_RECORDS TO PROCESS_.
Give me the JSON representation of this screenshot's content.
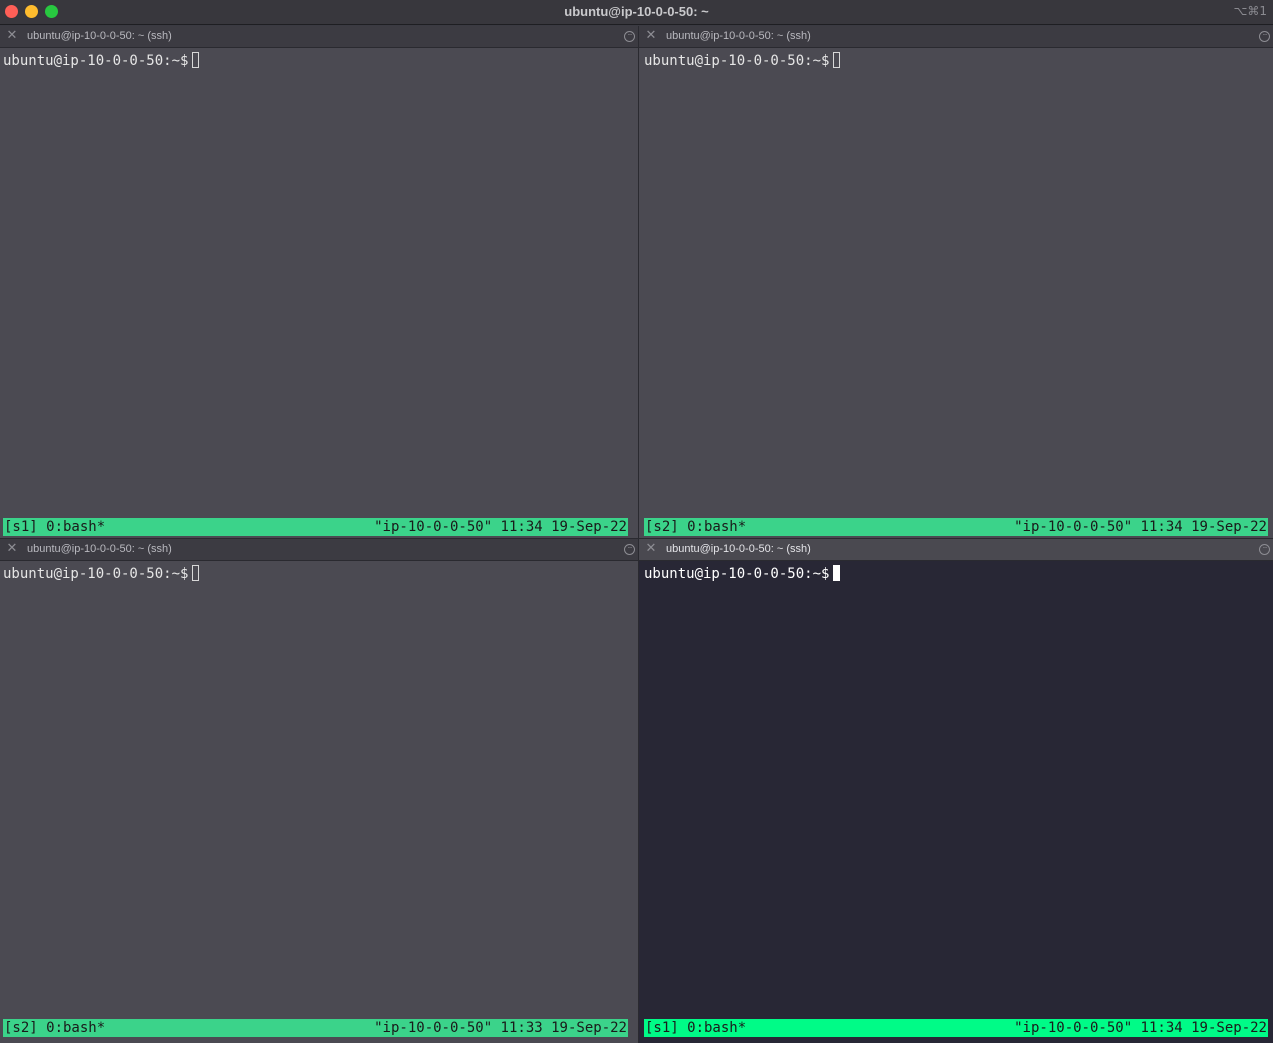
{
  "window": {
    "title": "ubuntu@ip-10-0-0-50: ~",
    "shortcut": "⌥⌘1"
  },
  "panes": [
    {
      "tab_title": "ubuntu@ip-10-0-0-50: ~ (ssh)",
      "prompt": "ubuntu@ip-10-0-0-50:~$",
      "status_left": "[s1] 0:bash*",
      "status_right": "\"ip-10-0-0-50\" 11:34 19-Sep-22",
      "active": false
    },
    {
      "tab_title": "ubuntu@ip-10-0-0-50: ~ (ssh)",
      "prompt": "ubuntu@ip-10-0-0-50:~$",
      "status_left": "[s2] 0:bash*",
      "status_right": "\"ip-10-0-0-50\" 11:34 19-Sep-22",
      "active": false
    },
    {
      "tab_title": "ubuntu@ip-10-0-0-50: ~ (ssh)",
      "prompt": "ubuntu@ip-10-0-0-50:~$",
      "status_left": "[s2] 0:bash*",
      "status_right": "\"ip-10-0-0-50\" 11:33 19-Sep-22",
      "active": false
    },
    {
      "tab_title": "ubuntu@ip-10-0-0-50: ~ (ssh)",
      "prompt": "ubuntu@ip-10-0-0-50:~$",
      "status_left": "[s1] 0:bash*",
      "status_right": "\"ip-10-0-0-50\" 11:34 19-Sep-22",
      "active": true
    }
  ],
  "colors": {
    "status_bar": "#3bd38a",
    "status_bar_active": "#00fb87",
    "pane_bg": "#4b4a52",
    "pane_bg_active": "#282735",
    "close_button": "#fe5f57",
    "minimize_button": "#febc2e",
    "zoom_button": "#28c840"
  },
  "icons": {
    "close": "close-icon",
    "pane_menu": "ellipsis-circle-icon"
  }
}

_GIVEN PROBLEM_.
Quote the material in full and exactly; do not carry over its pictures.

_WRITTEN RESPONSE_.
Give me the JSON representation of this screenshot's content.
{
  "window": {
    "title": "ubuntu@ip-10-0-0-50: ~",
    "shortcut": "⌥⌘1"
  },
  "panes": [
    {
      "tab_title": "ubuntu@ip-10-0-0-50: ~ (ssh)",
      "prompt": "ubuntu@ip-10-0-0-50:~$",
      "status_left": "[s1] 0:bash*",
      "status_right": "\"ip-10-0-0-50\" 11:34 19-Sep-22",
      "active": false
    },
    {
      "tab_title": "ubuntu@ip-10-0-0-50: ~ (ssh)",
      "prompt": "ubuntu@ip-10-0-0-50:~$",
      "status_left": "[s2] 0:bash*",
      "status_right": "\"ip-10-0-0-50\" 11:34 19-Sep-22",
      "active": false
    },
    {
      "tab_title": "ubuntu@ip-10-0-0-50: ~ (ssh)",
      "prompt": "ubuntu@ip-10-0-0-50:~$",
      "status_left": "[s2] 0:bash*",
      "status_right": "\"ip-10-0-0-50\" 11:33 19-Sep-22",
      "active": false
    },
    {
      "tab_title": "ubuntu@ip-10-0-0-50: ~ (ssh)",
      "prompt": "ubuntu@ip-10-0-0-50:~$",
      "status_left": "[s1] 0:bash*",
      "status_right": "\"ip-10-0-0-50\" 11:34 19-Sep-22",
      "active": true
    }
  ],
  "colors": {
    "status_bar": "#3bd38a",
    "status_bar_active": "#00fb87",
    "pane_bg": "#4b4a52",
    "pane_bg_active": "#282735",
    "close_button": "#fe5f57",
    "minimize_button": "#febc2e",
    "zoom_button": "#28c840"
  },
  "icons": {
    "close": "close-icon",
    "pane_menu": "ellipsis-circle-icon"
  }
}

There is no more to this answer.